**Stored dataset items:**
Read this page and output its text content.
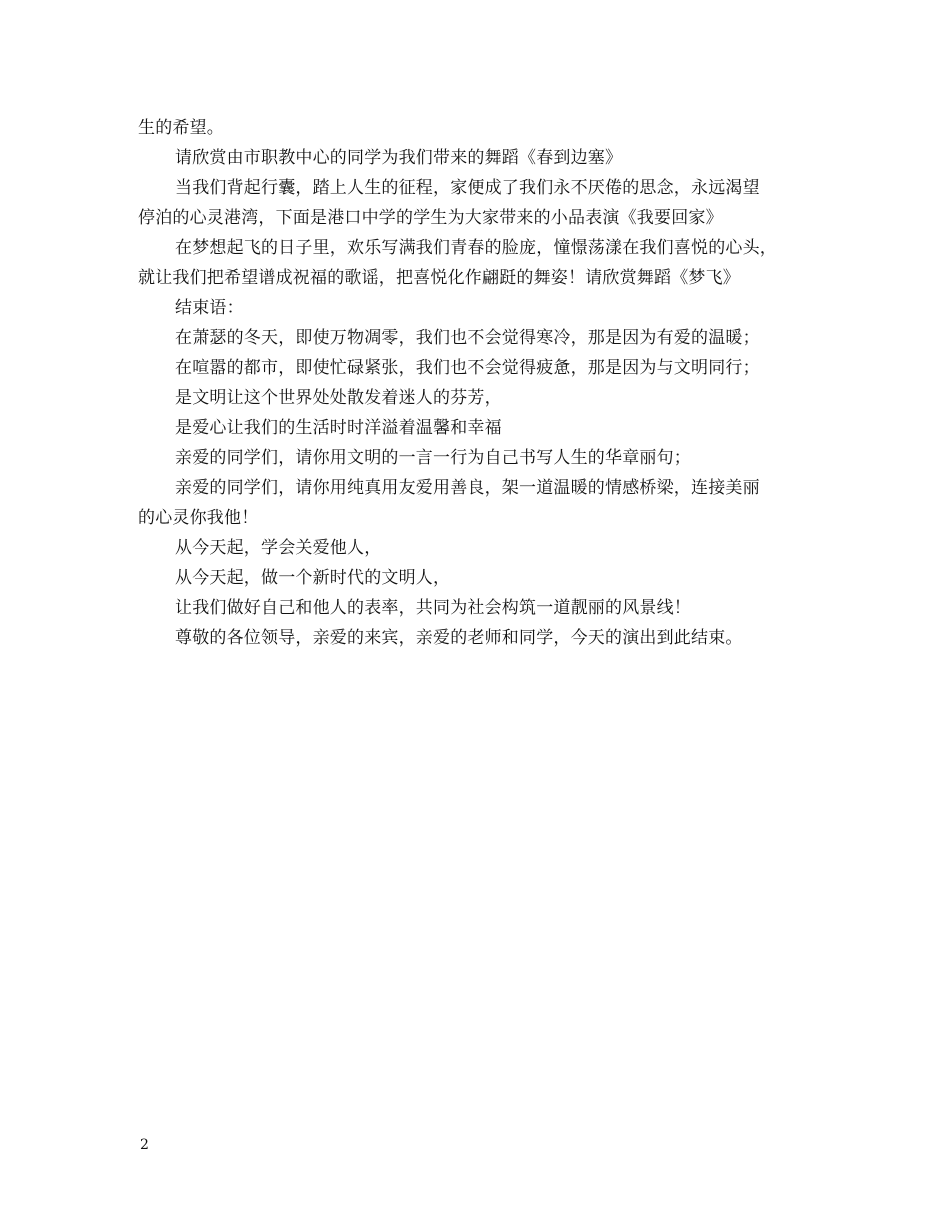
生的希望。
请欣赏由市职教中心的同学为我们带来的舞蹈《春到边塞》
当我们背起行囊，踏上人生的征程，家便成了我们永不厌倦的思念，永远渴望
停泊的心灵港湾，下面是港口中学的学生为大家带来的小品表演《我要回家》
在梦想起飞的日子里，欢乐写满我们青春的脸庞，憧憬荡漾在我们喜悦的心头，
就让我们把希望谱成祝福的歌谣，把喜悦化作翩跹的舞姿！请欣赏舞蹈《梦飞》
结束语：
在萧瑟的冬天，即使万物凋零，我们也不会觉得寒冷，那是因为有爱的温暖；
在喧嚣的都市，即使忙碌紧张，我们也不会觉得疲惫，那是因为与文明同行；
是文明让这个世界处处散发着迷人的芬芳，
是爱心让我们的生活时时洋溢着温馨和幸福
亲爱的同学们，请你用文明的一言一行为自己书写人生的华章丽句；
亲爱的同学们，请你用纯真用友爱用善良，架一道温暖的情感桥梁，连接美丽
的心灵你我他！
从今天起，学会关爱他人，
从今天起，做一个新时代的文明人，
让我们做好自己和他人的表率，共同为社会构筑一道靓丽的风景线！
尊敬的各位领导，亲爱的来宾，亲爱的老师和同学，今天的演出到此结束。
2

**TASK TO COMPLETE:**
Say how many lines in the records hold "亲爱的同学们", with the number as the whole reply.

**THE OUTPUT:**
2